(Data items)

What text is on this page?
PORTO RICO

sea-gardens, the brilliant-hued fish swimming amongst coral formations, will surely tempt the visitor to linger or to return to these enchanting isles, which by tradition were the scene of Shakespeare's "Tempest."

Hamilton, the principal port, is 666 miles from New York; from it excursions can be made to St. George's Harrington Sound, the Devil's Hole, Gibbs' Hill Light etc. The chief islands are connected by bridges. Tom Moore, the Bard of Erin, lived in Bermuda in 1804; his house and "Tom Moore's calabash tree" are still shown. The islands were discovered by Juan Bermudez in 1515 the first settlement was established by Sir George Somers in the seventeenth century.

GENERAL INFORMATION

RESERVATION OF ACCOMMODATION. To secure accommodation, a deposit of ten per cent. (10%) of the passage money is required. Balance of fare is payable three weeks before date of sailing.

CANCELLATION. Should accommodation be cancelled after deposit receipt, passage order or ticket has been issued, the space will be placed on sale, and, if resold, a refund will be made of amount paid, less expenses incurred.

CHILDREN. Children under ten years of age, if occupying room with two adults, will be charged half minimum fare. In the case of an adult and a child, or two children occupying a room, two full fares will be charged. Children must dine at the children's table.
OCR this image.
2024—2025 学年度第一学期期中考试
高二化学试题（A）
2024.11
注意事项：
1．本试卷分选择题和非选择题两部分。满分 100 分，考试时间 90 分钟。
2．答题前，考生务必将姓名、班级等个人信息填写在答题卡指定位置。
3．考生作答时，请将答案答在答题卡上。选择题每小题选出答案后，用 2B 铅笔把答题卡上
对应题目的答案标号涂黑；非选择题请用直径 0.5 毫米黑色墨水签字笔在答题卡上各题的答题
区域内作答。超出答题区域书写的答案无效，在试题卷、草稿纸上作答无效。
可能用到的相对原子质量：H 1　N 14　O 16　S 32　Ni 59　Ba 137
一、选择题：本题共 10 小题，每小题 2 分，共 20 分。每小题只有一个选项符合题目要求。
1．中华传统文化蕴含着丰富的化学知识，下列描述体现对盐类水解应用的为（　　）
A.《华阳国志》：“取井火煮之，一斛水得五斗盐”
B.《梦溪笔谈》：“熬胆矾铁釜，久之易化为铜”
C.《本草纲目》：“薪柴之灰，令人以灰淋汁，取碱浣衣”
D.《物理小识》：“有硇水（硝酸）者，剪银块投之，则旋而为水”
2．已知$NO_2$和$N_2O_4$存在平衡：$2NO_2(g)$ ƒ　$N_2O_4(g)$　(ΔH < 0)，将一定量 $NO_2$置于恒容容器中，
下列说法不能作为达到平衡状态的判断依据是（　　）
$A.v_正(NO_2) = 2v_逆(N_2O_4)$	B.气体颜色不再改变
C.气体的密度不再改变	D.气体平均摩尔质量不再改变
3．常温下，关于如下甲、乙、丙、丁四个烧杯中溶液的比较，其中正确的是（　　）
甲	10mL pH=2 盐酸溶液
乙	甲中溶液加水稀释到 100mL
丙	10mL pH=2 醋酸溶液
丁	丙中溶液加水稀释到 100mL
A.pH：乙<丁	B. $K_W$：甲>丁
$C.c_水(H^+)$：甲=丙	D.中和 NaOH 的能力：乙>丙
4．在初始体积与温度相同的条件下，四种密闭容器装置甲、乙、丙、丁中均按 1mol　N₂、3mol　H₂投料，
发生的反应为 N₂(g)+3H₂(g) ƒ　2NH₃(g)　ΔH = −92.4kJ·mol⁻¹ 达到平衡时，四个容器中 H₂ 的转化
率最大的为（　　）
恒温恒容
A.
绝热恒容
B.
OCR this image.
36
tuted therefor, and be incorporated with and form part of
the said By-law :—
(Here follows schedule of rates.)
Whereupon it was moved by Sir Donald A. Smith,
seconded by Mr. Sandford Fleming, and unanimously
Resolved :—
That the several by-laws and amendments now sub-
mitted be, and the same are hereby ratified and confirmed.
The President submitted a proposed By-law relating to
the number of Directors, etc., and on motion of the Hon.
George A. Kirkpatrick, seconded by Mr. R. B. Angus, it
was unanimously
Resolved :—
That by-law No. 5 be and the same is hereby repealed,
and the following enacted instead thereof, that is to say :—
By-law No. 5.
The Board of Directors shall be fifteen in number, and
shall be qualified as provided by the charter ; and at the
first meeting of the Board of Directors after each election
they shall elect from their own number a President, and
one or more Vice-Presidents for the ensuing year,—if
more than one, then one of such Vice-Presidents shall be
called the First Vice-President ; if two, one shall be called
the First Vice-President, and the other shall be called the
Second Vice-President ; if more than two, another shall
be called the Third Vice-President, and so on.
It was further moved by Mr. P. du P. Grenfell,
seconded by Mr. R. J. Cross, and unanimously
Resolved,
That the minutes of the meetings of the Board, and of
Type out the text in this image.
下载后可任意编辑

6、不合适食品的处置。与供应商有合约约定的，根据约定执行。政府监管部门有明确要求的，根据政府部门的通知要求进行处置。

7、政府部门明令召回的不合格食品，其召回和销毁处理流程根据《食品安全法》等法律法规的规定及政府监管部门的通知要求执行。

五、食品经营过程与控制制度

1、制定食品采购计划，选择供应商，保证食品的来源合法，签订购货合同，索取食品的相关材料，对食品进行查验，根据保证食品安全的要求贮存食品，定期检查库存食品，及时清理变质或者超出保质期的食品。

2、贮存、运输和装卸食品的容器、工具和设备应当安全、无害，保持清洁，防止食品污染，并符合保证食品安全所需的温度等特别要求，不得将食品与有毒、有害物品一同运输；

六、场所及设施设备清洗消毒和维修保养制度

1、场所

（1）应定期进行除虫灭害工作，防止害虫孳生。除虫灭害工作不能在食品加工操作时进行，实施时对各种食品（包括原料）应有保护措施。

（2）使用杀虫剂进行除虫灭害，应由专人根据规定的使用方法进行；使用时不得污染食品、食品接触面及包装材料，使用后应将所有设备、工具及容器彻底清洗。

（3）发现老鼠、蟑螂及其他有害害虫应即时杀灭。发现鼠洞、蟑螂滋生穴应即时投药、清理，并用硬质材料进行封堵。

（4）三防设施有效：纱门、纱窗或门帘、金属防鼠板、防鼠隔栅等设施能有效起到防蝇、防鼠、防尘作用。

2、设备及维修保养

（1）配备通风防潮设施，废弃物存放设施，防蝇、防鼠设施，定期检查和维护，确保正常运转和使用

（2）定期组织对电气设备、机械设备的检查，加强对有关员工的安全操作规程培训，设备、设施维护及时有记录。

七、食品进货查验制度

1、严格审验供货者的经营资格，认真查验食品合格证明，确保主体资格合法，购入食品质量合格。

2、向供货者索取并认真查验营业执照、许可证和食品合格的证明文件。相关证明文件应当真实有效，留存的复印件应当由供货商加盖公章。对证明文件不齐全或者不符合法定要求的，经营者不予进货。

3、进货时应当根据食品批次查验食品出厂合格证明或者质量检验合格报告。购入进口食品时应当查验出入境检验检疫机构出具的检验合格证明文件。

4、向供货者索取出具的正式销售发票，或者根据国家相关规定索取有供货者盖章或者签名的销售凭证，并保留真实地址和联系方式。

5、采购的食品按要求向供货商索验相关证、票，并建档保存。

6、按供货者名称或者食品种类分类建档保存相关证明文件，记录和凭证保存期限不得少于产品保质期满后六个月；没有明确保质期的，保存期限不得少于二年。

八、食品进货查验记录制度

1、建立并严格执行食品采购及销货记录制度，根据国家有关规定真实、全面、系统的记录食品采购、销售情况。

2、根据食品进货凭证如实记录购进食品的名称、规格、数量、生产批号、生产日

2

**GIVEN PROBLEM**
Using the listing above, gather each line that holds the string "unanimously" and copy it.

**THE OUTPUT**
seconded by Mr. Sandford Fleming, and unanimously
was unanimously
seconded by Mr. R. J. Cross, and unanimously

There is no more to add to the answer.